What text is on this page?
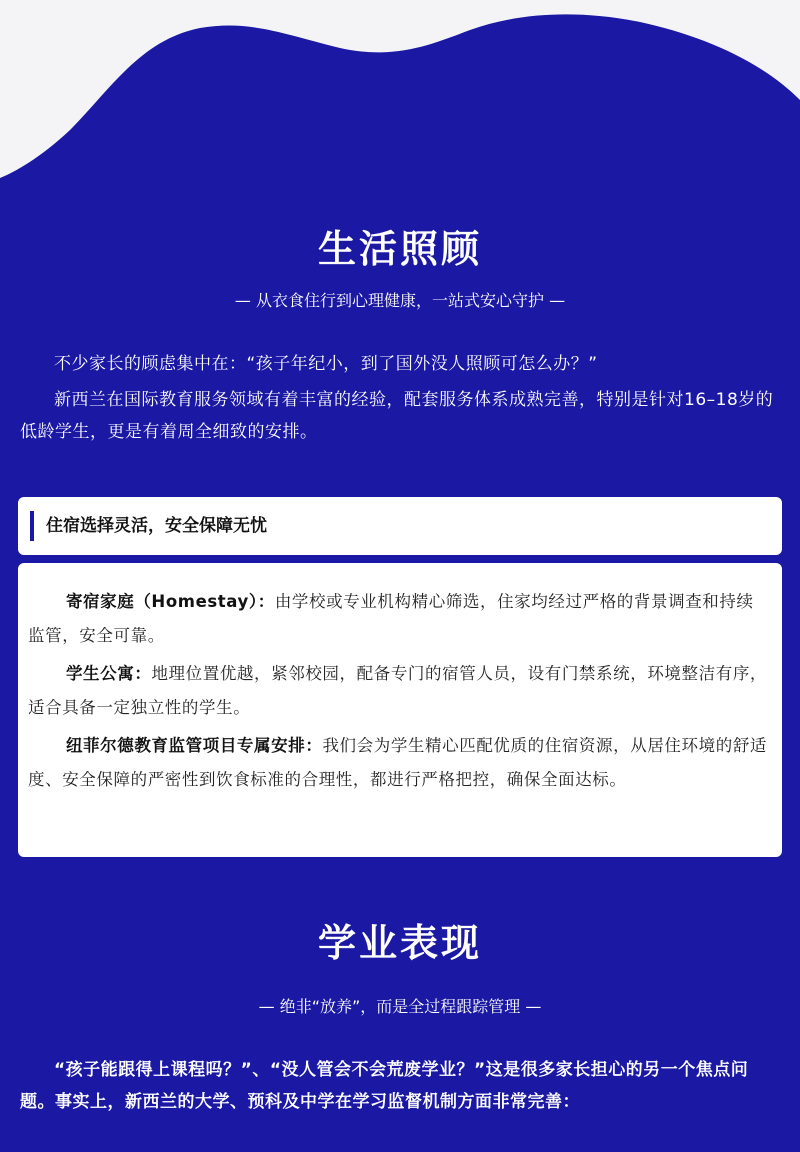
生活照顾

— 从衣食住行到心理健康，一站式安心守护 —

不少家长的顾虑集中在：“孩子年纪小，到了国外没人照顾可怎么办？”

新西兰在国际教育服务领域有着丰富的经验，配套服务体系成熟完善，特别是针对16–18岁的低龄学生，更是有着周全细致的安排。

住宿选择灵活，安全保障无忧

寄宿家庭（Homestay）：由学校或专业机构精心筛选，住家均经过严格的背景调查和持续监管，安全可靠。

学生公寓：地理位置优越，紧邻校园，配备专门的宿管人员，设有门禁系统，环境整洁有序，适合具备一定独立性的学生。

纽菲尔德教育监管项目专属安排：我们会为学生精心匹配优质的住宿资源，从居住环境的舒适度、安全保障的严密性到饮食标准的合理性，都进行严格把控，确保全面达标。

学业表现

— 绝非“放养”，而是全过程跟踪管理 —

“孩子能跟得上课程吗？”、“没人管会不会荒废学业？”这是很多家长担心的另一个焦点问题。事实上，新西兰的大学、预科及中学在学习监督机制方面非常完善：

=-=-=

What you are asked to do:
Restate the whole of the material word for word without the pictures.

Response to this exercise:
What text is on this page?
生活照顾

— 从衣食住行到心理健康，一站式安心守护 —

不少家长的顾虑集中在：“孩子年纪小，到了国外没人照顾可怎么办？”

新西兰在国际教育服务领域有着丰富的经验，配套服务体系成熟完善，特别是针对16–18岁的低龄学生，更是有着周全细致的安排。

住宿选择灵活，安全保障无忧

寄宿家庭（Homestay）：由学校或专业机构精心筛选，住家均经过严格的背景调查和持续监管，安全可靠。

学生公寓：地理位置优越，紧邻校园，配备专门的宿管人员，设有门禁系统，环境整洁有序，适合具备一定独立性的学生。

纽菲尔德教育监管项目专属安排：我们会为学生精心匹配优质的住宿资源，从居住环境的舒适度、安全保障的严密性到饮食标准的合理性，都进行严格把控，确保全面达标。

学业表现

— 绝非“放养”，而是全过程跟踪管理 —

“孩子能跟得上课程吗？”、“没人管会不会荒废学业？”这是很多家长担心的另一个焦点问题。事实上，新西兰的大学、预科及中学在学习监督机制方面非常完善：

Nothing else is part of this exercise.